=== PROBLEM DETAILS ===
Which lines contain the word "mean"? Return each of them as written.

Records contained in a dataset:
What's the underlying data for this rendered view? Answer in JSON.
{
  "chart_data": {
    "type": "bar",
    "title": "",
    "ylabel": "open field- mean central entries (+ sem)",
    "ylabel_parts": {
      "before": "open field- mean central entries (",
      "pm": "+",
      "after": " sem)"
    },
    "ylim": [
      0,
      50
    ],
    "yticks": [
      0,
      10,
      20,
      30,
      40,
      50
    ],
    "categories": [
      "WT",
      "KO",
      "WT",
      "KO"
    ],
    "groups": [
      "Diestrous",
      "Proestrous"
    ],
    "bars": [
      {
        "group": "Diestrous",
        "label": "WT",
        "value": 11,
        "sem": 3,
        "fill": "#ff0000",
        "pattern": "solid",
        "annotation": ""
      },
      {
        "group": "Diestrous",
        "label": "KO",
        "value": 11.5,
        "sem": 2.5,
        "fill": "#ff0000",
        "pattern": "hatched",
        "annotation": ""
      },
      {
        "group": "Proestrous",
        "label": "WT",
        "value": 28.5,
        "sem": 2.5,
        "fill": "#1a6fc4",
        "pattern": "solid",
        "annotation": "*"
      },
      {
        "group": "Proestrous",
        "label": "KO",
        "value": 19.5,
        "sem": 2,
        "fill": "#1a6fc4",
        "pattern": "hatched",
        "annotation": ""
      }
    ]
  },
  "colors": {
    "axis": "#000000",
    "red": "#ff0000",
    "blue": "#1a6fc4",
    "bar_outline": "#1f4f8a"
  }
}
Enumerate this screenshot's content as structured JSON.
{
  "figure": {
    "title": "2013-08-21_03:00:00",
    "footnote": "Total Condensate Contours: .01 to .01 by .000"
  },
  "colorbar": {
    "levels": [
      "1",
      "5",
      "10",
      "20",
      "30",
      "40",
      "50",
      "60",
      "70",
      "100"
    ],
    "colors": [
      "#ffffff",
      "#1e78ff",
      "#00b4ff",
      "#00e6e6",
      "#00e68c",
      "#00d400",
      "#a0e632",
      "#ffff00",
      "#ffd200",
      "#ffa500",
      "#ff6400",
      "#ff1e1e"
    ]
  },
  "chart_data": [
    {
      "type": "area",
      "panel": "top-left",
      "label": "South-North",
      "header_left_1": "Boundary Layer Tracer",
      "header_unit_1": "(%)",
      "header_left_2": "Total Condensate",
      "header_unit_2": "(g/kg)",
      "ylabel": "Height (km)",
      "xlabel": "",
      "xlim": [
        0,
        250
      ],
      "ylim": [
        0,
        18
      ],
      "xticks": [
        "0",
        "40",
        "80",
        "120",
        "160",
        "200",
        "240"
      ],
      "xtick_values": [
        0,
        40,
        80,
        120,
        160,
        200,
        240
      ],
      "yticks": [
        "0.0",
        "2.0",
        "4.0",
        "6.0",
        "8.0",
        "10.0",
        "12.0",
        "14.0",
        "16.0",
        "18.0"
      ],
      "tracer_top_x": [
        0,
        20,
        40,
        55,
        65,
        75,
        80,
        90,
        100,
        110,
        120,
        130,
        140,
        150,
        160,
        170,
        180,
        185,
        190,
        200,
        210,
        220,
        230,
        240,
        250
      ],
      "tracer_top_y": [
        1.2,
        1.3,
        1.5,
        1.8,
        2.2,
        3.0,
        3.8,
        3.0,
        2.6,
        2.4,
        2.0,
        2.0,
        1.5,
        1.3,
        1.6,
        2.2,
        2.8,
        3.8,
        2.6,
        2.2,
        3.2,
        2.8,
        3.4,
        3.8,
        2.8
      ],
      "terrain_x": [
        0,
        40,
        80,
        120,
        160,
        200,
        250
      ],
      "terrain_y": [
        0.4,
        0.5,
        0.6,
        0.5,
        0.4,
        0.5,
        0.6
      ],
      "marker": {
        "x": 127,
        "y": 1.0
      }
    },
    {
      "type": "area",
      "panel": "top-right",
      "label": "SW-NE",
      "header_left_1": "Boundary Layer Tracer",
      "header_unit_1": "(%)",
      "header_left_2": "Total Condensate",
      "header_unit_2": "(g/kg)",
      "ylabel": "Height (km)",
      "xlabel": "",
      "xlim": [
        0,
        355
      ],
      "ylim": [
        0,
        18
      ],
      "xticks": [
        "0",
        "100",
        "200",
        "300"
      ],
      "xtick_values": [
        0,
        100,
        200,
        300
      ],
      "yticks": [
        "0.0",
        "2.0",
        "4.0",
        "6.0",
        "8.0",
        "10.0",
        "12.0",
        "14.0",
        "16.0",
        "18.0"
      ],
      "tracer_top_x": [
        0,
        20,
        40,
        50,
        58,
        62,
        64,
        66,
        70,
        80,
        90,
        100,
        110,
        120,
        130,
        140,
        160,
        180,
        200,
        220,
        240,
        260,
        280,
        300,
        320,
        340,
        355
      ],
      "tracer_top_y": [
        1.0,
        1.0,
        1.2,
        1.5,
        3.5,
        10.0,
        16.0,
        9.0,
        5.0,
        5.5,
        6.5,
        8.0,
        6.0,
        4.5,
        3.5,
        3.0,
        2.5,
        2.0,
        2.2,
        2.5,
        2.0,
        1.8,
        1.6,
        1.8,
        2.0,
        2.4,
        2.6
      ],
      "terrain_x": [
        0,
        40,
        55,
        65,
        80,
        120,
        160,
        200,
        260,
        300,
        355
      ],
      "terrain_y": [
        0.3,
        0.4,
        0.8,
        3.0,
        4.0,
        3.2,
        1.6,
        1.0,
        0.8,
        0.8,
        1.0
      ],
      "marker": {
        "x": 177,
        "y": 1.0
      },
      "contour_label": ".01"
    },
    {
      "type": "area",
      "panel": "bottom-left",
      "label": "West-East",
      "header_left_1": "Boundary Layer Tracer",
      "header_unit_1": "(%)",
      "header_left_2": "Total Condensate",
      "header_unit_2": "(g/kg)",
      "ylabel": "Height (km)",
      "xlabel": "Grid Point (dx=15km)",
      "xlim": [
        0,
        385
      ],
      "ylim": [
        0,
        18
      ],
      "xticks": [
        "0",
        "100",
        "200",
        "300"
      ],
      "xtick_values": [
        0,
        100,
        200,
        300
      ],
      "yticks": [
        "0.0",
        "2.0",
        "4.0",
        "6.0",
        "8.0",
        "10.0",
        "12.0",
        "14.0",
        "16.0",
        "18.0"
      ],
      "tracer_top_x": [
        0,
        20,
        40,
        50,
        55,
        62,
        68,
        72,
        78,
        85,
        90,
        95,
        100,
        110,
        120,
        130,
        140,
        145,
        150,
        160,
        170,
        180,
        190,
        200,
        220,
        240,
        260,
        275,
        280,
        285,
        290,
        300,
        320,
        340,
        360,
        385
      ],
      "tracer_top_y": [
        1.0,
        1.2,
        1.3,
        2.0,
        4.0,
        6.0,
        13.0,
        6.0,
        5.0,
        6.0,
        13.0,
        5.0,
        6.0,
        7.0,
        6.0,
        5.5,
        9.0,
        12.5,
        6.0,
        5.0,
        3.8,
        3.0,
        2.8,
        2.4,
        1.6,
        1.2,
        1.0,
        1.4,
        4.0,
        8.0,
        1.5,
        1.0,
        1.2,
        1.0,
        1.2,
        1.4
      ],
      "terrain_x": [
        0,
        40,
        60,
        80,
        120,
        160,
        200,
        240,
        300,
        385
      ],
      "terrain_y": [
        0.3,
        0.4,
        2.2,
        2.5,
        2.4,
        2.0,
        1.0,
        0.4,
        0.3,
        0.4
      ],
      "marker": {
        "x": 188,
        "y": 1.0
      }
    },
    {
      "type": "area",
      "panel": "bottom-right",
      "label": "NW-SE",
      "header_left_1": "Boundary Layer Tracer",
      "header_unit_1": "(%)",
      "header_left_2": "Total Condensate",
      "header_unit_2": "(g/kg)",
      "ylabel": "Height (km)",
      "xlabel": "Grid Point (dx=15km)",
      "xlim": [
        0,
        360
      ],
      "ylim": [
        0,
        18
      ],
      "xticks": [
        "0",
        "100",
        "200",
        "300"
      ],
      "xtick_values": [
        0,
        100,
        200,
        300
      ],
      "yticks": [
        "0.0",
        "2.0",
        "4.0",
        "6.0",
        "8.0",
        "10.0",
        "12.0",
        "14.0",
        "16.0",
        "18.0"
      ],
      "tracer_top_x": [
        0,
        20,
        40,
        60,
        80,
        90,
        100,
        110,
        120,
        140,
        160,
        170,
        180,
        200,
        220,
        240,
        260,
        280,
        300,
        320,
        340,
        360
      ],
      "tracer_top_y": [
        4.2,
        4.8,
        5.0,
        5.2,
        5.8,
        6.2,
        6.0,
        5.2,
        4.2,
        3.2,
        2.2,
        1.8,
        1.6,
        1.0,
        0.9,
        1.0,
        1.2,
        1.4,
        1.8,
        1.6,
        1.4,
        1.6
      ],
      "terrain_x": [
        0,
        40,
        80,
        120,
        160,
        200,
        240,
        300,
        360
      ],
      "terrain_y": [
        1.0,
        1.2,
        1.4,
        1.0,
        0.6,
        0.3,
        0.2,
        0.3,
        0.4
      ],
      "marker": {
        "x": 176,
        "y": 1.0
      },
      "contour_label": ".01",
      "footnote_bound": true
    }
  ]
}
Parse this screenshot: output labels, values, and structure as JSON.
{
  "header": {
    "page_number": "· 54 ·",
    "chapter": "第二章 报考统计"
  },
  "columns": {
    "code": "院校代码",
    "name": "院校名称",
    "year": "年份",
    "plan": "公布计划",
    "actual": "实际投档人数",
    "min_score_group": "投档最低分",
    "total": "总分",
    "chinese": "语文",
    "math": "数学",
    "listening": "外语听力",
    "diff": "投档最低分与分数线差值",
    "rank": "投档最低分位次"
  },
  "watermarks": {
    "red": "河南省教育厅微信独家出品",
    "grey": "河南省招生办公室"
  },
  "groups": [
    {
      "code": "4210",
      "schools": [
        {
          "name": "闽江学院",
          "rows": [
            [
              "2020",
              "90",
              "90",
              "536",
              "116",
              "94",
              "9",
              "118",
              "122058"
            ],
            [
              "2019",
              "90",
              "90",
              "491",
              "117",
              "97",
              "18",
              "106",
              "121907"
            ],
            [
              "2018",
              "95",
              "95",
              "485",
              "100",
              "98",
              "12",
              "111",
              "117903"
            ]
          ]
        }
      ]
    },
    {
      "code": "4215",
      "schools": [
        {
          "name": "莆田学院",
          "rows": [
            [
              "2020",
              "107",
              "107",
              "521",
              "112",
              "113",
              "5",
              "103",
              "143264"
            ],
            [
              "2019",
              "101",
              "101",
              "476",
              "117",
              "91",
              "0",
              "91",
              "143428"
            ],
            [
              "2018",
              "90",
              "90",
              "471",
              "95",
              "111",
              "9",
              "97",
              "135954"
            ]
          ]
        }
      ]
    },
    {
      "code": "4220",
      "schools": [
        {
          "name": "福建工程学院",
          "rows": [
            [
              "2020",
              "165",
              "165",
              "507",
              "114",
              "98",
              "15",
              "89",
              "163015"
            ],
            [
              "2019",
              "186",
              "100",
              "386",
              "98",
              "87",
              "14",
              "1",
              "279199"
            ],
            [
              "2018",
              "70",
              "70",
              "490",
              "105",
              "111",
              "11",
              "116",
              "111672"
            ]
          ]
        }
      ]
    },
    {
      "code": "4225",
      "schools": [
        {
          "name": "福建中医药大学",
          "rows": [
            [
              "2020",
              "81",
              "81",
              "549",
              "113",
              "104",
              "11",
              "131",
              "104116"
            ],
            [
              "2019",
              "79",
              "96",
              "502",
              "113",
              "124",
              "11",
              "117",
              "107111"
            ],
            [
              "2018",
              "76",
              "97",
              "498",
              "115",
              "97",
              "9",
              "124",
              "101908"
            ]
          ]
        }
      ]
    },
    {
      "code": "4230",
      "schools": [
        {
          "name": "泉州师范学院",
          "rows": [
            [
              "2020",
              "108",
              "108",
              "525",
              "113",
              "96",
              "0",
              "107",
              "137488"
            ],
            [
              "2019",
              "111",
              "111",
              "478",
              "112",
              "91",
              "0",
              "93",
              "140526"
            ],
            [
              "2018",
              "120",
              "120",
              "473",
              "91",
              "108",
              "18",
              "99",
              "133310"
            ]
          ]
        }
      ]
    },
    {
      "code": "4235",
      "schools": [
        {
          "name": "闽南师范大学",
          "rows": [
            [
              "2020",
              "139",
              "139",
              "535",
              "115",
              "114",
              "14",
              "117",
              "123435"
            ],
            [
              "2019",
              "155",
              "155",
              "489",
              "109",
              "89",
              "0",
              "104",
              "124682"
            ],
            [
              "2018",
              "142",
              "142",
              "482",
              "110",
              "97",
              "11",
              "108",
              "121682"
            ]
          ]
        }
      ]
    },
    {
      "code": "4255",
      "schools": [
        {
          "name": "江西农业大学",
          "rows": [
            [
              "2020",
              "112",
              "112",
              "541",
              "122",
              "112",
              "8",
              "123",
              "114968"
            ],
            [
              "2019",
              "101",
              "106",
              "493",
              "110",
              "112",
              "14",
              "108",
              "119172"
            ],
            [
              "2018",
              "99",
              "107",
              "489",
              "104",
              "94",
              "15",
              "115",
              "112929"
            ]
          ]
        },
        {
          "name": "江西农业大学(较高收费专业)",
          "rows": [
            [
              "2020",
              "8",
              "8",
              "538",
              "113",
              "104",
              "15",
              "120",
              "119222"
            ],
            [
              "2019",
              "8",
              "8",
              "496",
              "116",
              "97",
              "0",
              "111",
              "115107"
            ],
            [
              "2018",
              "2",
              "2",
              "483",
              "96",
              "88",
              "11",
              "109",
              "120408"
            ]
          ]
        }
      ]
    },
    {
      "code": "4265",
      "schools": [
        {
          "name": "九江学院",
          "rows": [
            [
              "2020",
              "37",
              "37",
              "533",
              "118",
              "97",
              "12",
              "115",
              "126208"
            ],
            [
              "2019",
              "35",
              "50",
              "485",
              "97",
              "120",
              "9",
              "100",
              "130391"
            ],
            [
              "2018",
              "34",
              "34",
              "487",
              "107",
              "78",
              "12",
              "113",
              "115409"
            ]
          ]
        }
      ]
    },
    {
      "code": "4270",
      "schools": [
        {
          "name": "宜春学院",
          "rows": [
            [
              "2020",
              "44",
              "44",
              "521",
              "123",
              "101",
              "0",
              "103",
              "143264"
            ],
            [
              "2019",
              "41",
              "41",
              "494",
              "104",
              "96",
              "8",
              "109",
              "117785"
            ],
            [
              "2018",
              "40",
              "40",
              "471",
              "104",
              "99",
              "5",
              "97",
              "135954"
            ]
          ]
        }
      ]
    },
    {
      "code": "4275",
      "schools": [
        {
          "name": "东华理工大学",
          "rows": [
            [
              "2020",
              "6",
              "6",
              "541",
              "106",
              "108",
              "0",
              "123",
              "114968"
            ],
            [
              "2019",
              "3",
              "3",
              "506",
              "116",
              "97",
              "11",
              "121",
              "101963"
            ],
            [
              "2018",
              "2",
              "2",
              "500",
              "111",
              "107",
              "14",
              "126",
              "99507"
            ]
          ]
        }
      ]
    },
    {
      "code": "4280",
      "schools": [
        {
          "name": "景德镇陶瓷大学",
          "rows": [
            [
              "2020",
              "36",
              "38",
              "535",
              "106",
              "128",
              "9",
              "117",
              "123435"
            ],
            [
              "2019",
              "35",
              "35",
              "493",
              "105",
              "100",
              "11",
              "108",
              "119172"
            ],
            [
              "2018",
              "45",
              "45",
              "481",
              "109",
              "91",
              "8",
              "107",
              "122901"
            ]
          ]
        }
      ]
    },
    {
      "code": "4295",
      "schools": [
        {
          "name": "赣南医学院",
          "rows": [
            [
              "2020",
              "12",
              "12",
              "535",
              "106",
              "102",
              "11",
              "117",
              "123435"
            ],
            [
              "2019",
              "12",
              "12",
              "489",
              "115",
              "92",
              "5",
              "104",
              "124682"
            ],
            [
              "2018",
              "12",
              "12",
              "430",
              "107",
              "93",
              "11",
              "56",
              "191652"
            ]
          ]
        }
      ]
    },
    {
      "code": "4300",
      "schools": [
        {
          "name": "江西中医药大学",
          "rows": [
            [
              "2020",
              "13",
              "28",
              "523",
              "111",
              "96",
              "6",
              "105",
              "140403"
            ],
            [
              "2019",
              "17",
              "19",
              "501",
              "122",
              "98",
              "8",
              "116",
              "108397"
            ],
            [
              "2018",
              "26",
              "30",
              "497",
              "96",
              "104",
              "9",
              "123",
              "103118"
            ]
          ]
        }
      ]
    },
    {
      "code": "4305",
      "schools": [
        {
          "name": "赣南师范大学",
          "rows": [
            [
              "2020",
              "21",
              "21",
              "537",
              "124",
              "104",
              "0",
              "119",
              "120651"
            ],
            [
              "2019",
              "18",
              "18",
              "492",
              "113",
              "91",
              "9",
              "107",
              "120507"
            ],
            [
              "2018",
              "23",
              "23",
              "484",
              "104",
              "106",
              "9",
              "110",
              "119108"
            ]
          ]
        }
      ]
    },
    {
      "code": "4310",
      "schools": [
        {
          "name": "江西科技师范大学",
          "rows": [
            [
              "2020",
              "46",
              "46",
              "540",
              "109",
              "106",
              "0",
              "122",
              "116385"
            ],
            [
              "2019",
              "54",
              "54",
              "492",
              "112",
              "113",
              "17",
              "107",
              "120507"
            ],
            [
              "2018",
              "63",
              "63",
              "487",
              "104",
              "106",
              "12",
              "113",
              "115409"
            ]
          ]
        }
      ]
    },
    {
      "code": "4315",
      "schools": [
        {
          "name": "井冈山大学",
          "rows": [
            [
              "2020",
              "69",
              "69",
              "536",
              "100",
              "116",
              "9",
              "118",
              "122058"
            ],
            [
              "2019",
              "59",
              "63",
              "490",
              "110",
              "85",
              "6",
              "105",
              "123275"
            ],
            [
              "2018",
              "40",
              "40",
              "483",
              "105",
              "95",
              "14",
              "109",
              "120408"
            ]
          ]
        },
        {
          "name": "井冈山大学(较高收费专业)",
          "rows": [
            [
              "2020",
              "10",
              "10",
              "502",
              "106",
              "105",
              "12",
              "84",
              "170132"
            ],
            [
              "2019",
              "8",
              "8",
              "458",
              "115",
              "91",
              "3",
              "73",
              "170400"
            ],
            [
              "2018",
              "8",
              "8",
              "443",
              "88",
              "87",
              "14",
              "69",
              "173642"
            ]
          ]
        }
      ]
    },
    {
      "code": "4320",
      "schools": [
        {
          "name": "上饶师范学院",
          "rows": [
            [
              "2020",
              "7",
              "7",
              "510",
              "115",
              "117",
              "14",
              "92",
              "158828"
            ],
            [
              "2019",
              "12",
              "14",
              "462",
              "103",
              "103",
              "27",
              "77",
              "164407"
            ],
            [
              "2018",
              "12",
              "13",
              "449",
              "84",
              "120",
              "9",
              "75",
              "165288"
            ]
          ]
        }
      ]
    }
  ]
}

=== TASK OUTPUT ===
    "ylabel": "open field- mean central entries (+ sem)",
      "before": "open field- mean central entries (",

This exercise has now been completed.